▶ **PROBLEM**
Below are the records. Reproduce exactly the lines from the one containing "Give me the" through the final line, and omit any pictures.

▶ **LISTED RECORDS**
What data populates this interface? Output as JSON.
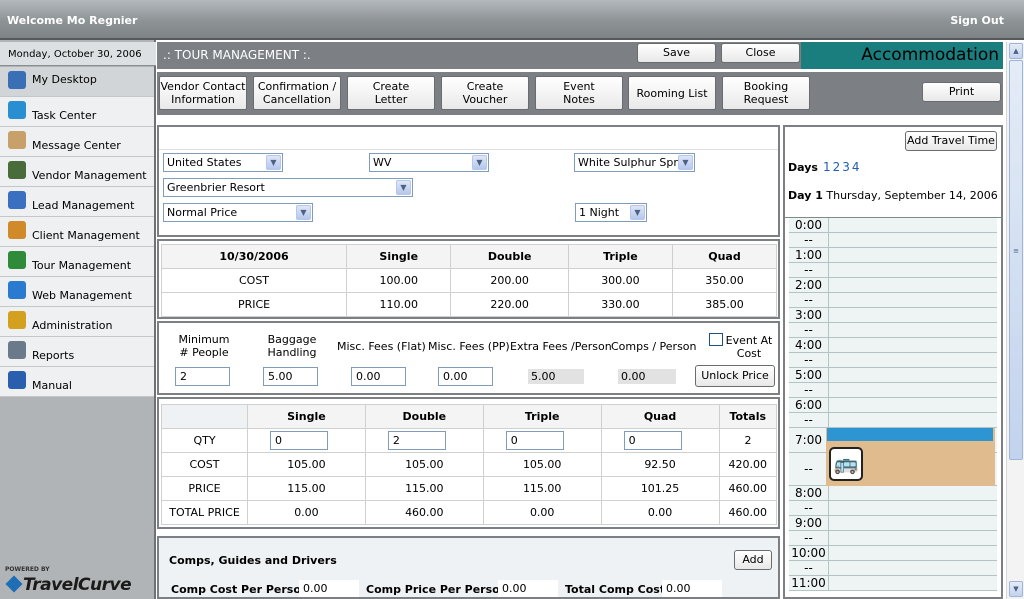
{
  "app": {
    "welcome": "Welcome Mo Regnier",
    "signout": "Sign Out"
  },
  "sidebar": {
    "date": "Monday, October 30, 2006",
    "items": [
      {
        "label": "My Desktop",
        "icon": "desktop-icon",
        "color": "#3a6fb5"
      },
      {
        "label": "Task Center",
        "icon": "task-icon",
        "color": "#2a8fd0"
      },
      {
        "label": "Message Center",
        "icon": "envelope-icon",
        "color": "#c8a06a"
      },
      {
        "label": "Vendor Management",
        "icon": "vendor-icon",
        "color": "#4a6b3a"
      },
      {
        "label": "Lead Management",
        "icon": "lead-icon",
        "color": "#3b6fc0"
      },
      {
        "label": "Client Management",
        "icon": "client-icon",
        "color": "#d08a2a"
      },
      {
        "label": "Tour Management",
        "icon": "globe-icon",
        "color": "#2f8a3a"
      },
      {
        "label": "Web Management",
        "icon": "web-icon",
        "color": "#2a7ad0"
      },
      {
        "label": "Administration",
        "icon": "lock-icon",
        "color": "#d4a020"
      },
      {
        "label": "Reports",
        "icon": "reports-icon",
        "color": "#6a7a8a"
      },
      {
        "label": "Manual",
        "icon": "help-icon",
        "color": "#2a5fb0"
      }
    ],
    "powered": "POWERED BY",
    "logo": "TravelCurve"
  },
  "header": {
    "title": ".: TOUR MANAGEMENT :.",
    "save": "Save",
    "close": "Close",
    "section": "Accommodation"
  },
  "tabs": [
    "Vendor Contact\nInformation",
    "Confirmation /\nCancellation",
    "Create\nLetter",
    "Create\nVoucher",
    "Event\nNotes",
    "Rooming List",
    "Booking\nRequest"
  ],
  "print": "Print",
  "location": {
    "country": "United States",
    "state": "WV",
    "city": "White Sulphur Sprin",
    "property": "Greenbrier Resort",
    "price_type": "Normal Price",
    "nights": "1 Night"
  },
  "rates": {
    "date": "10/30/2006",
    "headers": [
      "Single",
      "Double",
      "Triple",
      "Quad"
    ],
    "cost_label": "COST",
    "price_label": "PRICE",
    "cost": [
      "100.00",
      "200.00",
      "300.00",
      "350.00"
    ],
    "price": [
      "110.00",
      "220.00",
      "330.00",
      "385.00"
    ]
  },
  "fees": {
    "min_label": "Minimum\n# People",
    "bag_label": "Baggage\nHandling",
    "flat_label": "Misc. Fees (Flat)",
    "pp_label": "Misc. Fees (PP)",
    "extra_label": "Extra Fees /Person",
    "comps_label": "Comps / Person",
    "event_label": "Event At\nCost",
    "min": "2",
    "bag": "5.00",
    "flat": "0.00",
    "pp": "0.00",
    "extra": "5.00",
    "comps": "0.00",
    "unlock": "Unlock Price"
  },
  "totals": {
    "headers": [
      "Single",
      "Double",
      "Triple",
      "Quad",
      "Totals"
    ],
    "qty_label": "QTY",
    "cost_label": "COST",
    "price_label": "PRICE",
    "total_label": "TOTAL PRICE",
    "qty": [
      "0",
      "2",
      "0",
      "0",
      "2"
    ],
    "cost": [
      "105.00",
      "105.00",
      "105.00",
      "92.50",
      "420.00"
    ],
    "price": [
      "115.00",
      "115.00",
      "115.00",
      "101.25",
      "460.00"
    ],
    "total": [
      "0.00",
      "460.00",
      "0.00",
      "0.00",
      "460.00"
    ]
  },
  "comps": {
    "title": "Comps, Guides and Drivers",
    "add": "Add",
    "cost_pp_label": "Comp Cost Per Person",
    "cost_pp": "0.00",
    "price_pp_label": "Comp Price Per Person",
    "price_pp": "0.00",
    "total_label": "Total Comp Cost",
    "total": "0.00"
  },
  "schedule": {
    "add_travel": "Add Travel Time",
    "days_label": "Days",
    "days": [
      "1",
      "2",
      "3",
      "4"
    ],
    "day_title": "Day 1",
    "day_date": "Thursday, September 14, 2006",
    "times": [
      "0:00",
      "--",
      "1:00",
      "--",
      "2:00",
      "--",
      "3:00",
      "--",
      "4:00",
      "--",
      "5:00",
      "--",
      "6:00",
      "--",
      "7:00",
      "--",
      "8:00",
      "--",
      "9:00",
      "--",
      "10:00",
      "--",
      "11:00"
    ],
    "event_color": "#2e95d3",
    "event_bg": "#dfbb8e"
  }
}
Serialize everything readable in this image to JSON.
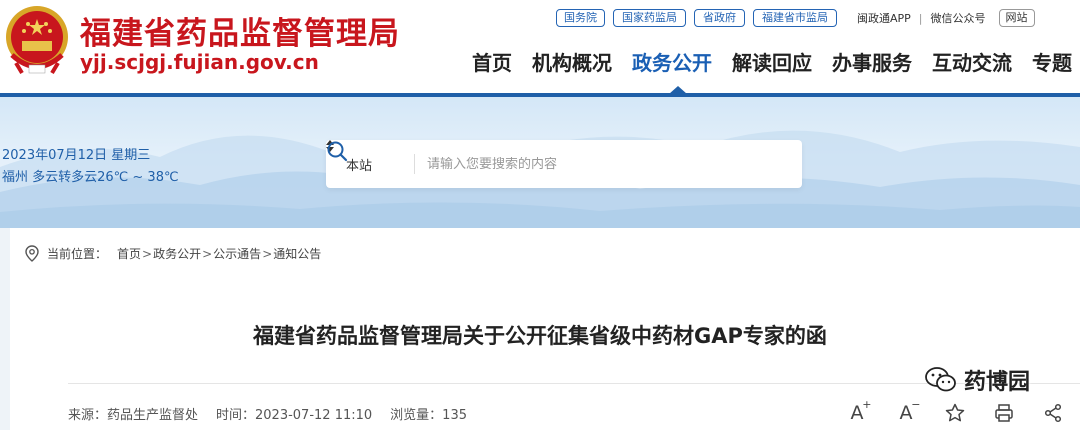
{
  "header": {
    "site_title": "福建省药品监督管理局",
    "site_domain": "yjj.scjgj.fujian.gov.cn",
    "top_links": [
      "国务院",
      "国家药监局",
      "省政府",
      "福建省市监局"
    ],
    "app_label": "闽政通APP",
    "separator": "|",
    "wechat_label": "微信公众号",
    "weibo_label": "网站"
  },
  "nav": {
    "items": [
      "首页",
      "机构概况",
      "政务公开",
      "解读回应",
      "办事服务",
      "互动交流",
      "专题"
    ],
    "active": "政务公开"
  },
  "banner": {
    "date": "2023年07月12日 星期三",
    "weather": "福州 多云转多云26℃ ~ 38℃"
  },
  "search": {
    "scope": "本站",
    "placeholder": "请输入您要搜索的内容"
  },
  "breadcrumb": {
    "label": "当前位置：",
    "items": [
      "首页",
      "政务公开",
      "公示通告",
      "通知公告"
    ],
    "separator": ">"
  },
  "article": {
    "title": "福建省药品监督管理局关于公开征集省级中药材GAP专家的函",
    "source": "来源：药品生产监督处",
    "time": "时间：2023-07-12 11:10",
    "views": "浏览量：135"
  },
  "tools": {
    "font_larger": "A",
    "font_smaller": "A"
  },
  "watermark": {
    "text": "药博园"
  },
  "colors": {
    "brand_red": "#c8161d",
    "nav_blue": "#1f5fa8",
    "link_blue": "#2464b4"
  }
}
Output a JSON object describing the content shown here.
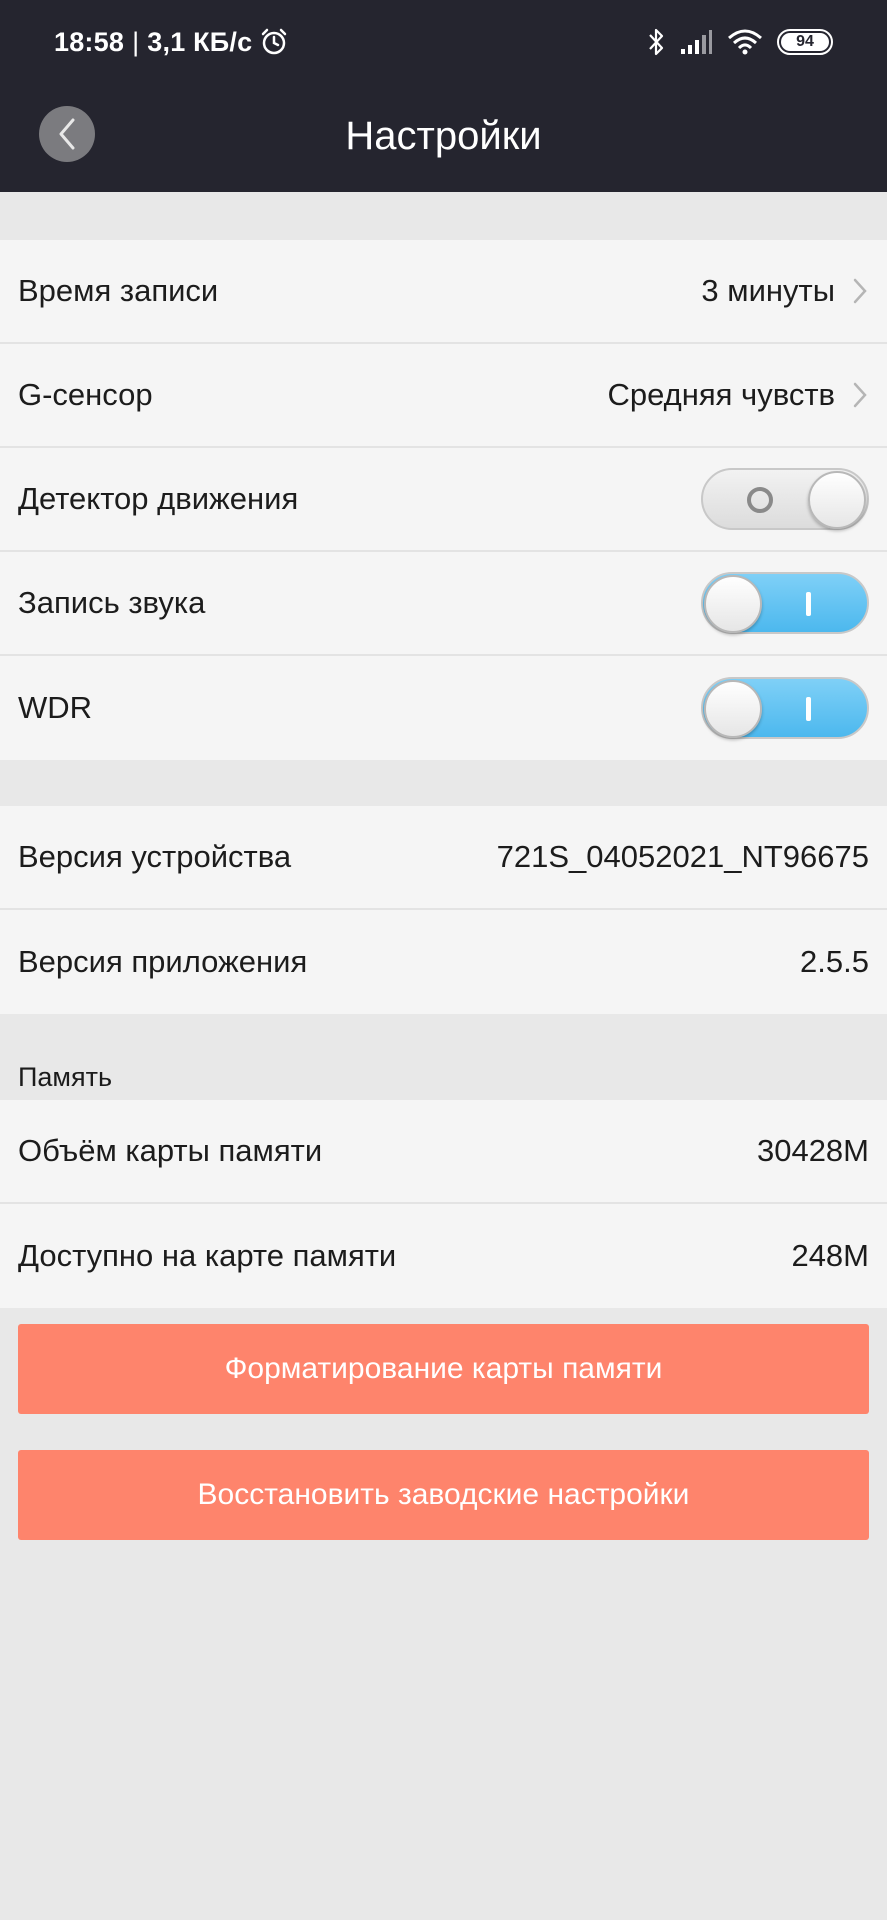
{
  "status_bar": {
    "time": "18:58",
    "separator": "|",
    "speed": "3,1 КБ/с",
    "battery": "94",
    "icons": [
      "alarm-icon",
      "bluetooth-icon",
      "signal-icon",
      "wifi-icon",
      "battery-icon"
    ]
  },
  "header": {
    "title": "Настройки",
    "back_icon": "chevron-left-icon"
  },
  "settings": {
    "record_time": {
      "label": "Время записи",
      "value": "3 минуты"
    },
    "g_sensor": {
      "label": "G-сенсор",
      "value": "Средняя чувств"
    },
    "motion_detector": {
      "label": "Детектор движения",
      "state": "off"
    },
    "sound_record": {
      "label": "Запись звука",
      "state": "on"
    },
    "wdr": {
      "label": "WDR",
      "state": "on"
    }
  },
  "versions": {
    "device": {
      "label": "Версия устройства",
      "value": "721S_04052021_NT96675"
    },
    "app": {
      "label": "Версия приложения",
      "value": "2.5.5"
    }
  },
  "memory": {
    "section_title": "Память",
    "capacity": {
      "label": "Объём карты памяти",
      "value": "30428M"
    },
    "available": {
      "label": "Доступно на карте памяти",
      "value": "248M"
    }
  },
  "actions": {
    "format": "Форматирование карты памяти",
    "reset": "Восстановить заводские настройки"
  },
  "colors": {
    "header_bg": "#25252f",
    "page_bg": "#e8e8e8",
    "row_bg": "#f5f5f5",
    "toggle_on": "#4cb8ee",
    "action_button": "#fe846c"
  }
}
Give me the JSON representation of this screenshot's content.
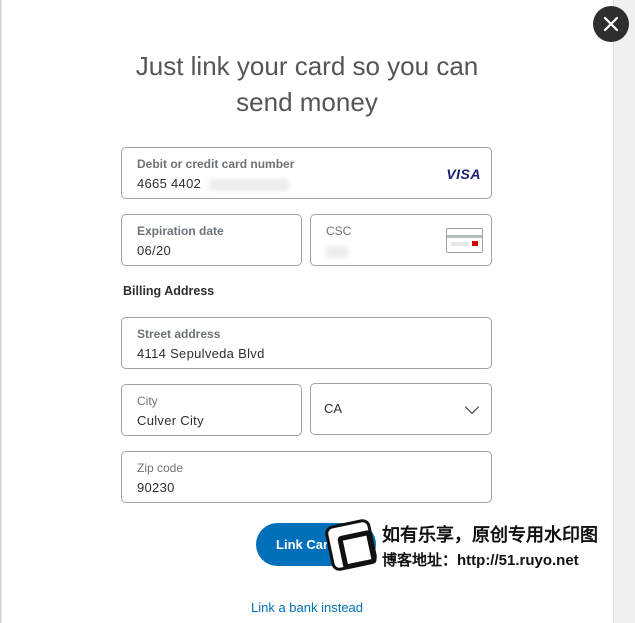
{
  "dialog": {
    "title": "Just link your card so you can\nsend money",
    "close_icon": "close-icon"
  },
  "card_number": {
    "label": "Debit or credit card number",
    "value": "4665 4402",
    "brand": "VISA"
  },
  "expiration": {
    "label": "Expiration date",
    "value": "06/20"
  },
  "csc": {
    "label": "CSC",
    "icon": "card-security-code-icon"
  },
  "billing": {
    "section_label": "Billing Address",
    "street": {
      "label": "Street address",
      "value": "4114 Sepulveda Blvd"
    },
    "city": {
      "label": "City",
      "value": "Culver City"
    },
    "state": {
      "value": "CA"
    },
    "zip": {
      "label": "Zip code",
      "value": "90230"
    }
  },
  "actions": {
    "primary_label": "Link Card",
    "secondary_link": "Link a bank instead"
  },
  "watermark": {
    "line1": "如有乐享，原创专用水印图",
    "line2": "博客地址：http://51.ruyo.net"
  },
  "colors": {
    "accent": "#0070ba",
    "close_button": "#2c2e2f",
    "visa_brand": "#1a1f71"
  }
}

▶ **SOLUTION FOR THIS PROBLEM**
Give me the JSON representation of this screenshot's content.
{
  "dialog": {
    "title": "Just link your card so you can\nsend money",
    "close_icon": "close-icon"
  },
  "card_number": {
    "label": "Debit or credit card number",
    "value": "4665 4402",
    "brand": "VISA"
  },
  "expiration": {
    "label": "Expiration date",
    "value": "06/20"
  },
  "csc": {
    "label": "CSC",
    "icon": "card-security-code-icon"
  },
  "billing": {
    "section_label": "Billing Address",
    "street": {
      "label": "Street address",
      "value": "4114 Sepulveda Blvd"
    },
    "city": {
      "label": "City",
      "value": "Culver City"
    },
    "state": {
      "value": "CA"
    },
    "zip": {
      "label": "Zip code",
      "value": "90230"
    }
  },
  "actions": {
    "primary_label": "Link Card",
    "secondary_link": "Link a bank instead"
  },
  "watermark": {
    "line1": "如有乐享，原创专用水印图",
    "line2": "博客地址：http://51.ruyo.net"
  },
  "colors": {
    "accent": "#0070ba",
    "close_button": "#2c2e2f",
    "visa_brand": "#1a1f71"
  }
}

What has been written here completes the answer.